■ Task ■
From the entries below, copy out every line with "ylabel" in it.

* Begin Data supplied *

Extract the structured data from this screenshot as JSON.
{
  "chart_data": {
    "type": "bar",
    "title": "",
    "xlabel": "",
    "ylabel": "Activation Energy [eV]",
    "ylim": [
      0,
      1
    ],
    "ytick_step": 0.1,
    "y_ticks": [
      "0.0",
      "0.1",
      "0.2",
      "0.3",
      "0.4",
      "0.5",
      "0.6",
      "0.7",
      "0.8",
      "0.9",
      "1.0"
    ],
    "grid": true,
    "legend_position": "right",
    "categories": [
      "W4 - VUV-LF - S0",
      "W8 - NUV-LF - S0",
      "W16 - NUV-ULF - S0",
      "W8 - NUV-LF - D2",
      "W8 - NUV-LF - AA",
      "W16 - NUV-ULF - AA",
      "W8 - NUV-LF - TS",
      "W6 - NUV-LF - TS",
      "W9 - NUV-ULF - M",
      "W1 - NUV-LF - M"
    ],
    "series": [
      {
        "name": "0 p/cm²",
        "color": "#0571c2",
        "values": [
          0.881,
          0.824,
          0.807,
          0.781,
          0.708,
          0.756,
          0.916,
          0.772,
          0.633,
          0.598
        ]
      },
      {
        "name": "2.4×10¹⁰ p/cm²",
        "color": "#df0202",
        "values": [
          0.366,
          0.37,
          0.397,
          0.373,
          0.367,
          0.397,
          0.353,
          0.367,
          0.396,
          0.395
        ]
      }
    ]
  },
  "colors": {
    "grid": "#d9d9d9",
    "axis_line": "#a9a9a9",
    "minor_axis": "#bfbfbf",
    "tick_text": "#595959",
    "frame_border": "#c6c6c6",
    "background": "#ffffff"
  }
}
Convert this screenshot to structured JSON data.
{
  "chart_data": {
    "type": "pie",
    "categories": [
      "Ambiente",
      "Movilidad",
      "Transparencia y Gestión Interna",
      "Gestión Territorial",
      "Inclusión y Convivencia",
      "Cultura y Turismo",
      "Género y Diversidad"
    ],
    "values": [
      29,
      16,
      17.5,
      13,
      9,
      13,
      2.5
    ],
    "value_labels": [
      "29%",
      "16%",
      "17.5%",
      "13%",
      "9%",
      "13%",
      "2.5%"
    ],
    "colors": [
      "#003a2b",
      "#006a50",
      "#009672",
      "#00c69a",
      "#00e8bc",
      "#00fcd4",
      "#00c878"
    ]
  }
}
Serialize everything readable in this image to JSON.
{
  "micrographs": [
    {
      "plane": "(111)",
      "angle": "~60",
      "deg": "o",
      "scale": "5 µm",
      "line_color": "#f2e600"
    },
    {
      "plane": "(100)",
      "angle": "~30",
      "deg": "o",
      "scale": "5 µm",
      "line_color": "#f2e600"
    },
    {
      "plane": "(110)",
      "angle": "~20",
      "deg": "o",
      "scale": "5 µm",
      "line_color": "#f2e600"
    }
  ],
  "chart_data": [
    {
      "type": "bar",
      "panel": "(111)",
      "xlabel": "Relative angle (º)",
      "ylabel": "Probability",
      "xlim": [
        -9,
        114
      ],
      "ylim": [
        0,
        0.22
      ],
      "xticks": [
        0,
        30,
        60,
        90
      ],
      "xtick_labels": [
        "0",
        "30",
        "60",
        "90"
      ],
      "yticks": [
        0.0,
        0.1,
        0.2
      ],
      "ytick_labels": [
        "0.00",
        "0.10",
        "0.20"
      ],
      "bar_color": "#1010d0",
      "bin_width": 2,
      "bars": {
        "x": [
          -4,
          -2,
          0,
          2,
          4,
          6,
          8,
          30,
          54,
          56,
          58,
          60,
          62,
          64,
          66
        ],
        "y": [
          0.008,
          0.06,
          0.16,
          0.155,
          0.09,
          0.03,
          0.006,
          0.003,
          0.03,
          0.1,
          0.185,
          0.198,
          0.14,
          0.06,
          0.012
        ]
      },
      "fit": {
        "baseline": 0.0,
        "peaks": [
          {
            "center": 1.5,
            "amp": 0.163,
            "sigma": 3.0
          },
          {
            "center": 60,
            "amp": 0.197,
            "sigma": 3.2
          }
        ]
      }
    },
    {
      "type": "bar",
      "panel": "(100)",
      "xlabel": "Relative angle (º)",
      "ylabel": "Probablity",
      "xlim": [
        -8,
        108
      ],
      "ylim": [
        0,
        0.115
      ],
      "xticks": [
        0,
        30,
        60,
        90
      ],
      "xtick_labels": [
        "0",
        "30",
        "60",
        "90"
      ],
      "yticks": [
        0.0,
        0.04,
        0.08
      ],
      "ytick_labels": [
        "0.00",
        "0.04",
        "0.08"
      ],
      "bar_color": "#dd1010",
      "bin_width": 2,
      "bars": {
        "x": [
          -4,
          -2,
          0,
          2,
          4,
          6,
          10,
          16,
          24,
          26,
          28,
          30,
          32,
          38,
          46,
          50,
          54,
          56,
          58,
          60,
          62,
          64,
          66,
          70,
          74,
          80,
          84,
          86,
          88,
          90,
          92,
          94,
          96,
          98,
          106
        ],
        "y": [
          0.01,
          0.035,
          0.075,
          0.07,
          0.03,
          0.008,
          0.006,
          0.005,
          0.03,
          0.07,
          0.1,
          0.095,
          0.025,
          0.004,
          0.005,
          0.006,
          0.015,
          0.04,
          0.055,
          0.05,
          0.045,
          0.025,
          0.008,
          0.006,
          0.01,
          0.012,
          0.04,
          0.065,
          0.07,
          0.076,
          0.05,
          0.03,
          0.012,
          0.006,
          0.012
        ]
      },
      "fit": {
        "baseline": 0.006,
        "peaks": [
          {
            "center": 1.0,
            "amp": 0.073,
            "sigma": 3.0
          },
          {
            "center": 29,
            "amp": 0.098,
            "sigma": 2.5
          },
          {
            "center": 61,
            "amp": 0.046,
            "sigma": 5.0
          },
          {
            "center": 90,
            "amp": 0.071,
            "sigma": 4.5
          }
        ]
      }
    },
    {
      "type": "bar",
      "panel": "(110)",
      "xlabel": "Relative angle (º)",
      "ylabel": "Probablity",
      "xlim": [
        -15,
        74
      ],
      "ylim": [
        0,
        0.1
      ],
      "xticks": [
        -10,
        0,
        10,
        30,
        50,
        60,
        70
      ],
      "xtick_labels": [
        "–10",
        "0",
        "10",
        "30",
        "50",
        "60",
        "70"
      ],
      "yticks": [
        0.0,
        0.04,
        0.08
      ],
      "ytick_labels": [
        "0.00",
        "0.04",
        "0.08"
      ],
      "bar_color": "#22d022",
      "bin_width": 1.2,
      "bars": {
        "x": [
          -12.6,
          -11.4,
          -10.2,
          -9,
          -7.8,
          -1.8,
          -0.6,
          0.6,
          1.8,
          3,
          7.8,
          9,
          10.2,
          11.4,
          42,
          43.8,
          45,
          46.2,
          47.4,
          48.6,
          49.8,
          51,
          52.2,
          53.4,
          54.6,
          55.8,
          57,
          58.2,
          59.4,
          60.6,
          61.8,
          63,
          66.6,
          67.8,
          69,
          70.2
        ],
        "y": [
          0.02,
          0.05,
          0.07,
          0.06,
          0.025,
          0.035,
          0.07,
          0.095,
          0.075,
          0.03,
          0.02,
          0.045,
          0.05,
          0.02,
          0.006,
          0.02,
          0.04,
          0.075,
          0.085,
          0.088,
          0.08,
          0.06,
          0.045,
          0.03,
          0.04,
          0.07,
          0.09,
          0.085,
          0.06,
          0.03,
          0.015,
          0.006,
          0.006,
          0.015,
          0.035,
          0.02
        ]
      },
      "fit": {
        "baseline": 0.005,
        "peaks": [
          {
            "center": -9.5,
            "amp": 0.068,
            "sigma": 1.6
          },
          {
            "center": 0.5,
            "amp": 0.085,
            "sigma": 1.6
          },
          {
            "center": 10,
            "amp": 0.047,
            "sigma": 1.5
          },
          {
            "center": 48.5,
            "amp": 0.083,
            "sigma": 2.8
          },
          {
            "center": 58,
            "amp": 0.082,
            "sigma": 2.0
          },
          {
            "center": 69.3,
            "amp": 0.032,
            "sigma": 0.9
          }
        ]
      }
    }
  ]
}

* End Data supplied *

■ Reply ■
    "ylabel": "Activation Energy [eV]",
      "ylabel": "Probability",
      "ylabel": "Probablity",
      "ylabel": "Probablity",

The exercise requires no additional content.